-- Start of Available data --
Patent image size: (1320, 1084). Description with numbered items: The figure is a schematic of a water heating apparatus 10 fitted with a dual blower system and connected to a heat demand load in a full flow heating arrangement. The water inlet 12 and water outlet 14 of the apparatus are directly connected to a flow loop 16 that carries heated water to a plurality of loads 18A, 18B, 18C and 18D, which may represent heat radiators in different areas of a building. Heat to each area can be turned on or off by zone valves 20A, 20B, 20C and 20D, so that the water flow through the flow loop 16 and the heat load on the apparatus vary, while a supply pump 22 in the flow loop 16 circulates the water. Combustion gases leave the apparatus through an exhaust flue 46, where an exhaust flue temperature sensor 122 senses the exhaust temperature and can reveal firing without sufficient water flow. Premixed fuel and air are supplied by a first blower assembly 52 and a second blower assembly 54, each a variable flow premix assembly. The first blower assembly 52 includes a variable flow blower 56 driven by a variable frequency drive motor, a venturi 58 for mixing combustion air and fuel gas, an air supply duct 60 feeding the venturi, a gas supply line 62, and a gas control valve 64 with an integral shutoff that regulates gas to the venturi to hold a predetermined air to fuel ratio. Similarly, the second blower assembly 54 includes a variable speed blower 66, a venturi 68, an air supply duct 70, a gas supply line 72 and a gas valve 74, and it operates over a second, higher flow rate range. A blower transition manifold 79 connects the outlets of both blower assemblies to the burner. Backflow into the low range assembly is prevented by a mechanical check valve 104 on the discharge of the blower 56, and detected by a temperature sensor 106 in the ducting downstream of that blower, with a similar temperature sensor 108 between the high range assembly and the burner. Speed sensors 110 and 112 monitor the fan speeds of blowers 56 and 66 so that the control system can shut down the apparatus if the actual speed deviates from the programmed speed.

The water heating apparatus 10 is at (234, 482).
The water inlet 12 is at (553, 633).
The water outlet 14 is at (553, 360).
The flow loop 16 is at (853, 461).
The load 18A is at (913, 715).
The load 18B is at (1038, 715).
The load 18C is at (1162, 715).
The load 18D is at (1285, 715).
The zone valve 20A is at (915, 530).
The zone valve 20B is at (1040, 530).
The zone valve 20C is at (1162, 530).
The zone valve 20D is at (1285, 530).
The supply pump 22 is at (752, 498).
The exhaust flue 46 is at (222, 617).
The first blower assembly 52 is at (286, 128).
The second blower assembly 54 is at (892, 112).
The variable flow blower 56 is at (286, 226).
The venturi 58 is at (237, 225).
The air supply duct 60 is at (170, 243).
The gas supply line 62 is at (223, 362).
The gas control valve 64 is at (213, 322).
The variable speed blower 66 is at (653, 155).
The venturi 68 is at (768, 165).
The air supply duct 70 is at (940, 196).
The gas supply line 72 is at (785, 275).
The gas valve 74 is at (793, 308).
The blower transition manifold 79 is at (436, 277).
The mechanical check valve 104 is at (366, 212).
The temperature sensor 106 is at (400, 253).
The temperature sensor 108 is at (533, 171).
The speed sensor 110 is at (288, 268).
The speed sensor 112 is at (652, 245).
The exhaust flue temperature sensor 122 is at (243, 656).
-- End of Available data --
» Requirement: How many lines of the records contain the word "variable"? Give only the number.

» Problem solution: 3